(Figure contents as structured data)
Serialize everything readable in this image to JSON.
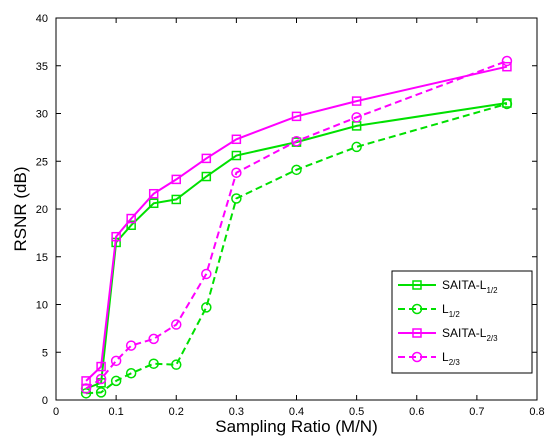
{
  "chart_data": {
    "type": "line",
    "title": "",
    "xlabel": "Sampling Ratio (M/N)",
    "ylabel": "RSNR (dB)",
    "xlim": [
      0,
      0.8
    ],
    "ylim": [
      0,
      40
    ],
    "xticks": [
      0,
      0.1,
      0.2,
      0.3,
      0.4,
      0.5,
      0.6,
      0.7,
      0.8
    ],
    "yticks": [
      0,
      5,
      10,
      15,
      20,
      25,
      30,
      35,
      40
    ],
    "xtick_labels": [
      "0",
      "0.1",
      "0.2",
      "0.3",
      "0.4",
      "0.5",
      "0.6",
      "0.7",
      "0.8"
    ],
    "ytick_labels": [
      "0",
      "5",
      "10",
      "15",
      "20",
      "25",
      "30",
      "35",
      "40"
    ],
    "grid": false,
    "legend_position": "bottom-right",
    "x": [
      0.05,
      0.075,
      0.1,
      0.125,
      0.1625,
      0.2,
      0.25,
      0.3,
      0.4,
      0.5,
      0.75
    ],
    "series": [
      {
        "name": "SAITA-L",
        "subscript": "1/2",
        "color": "#00e000",
        "dash": "solid",
        "marker": "square",
        "values": [
          1.2,
          1.8,
          16.5,
          18.3,
          20.6,
          21.0,
          23.4,
          25.6,
          27.0,
          28.7,
          31.1
        ]
      },
      {
        "name": "L",
        "subscript": "1/2",
        "color": "#00e000",
        "dash": "dashed",
        "marker": "circle",
        "values": [
          0.7,
          0.8,
          2.0,
          2.8,
          3.8,
          3.7,
          9.7,
          21.1,
          24.1,
          26.5,
          31.0
        ]
      },
      {
        "name": "SAITA-L",
        "subscript": "2/3",
        "color": "#ff00ff",
        "dash": "solid",
        "marker": "square",
        "values": [
          2.0,
          3.5,
          17.1,
          19.0,
          21.6,
          23.1,
          25.3,
          27.3,
          29.7,
          31.3,
          34.9
        ]
      },
      {
        "name": "L",
        "subscript": "2/3",
        "color": "#ff00ff",
        "dash": "dashed",
        "marker": "circle",
        "values": [
          1.2,
          2.2,
          4.1,
          5.7,
          6.4,
          7.9,
          13.2,
          23.8,
          27.1,
          29.6,
          35.5
        ]
      }
    ]
  }
}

- [Problem to work on] Reproduce every record word for word. The copy must contain no pictures.

- [Written solution]
Serialize everything readable in this image to JSON.
{
  "chart_data": {
    "type": "line",
    "title": "",
    "xlabel": "Sampling Ratio (M/N)",
    "ylabel": "RSNR (dB)",
    "xlim": [
      0,
      0.8
    ],
    "ylim": [
      0,
      40
    ],
    "xticks": [
      0,
      0.1,
      0.2,
      0.3,
      0.4,
      0.5,
      0.6,
      0.7,
      0.8
    ],
    "yticks": [
      0,
      5,
      10,
      15,
      20,
      25,
      30,
      35,
      40
    ],
    "xtick_labels": [
      "0",
      "0.1",
      "0.2",
      "0.3",
      "0.4",
      "0.5",
      "0.6",
      "0.7",
      "0.8"
    ],
    "ytick_labels": [
      "0",
      "5",
      "10",
      "15",
      "20",
      "25",
      "30",
      "35",
      "40"
    ],
    "grid": false,
    "legend_position": "bottom-right",
    "x": [
      0.05,
      0.075,
      0.1,
      0.125,
      0.1625,
      0.2,
      0.25,
      0.3,
      0.4,
      0.5,
      0.75
    ],
    "series": [
      {
        "name": "SAITA-L",
        "subscript": "1/2",
        "color": "#00e000",
        "dash": "solid",
        "marker": "square",
        "values": [
          1.2,
          1.8,
          16.5,
          18.3,
          20.6,
          21.0,
          23.4,
          25.6,
          27.0,
          28.7,
          31.1
        ]
      },
      {
        "name": "L",
        "subscript": "1/2",
        "color": "#00e000",
        "dash": "dashed",
        "marker": "circle",
        "values": [
          0.7,
          0.8,
          2.0,
          2.8,
          3.8,
          3.7,
          9.7,
          21.1,
          24.1,
          26.5,
          31.0
        ]
      },
      {
        "name": "SAITA-L",
        "subscript": "2/3",
        "color": "#ff00ff",
        "dash": "solid",
        "marker": "square",
        "values": [
          2.0,
          3.5,
          17.1,
          19.0,
          21.6,
          23.1,
          25.3,
          27.3,
          29.7,
          31.3,
          34.9
        ]
      },
      {
        "name": "L",
        "subscript": "2/3",
        "color": "#ff00ff",
        "dash": "dashed",
        "marker": "circle",
        "values": [
          1.2,
          2.2,
          4.1,
          5.7,
          6.4,
          7.9,
          13.2,
          23.8,
          27.1,
          29.6,
          35.5
        ]
      }
    ]
  }
}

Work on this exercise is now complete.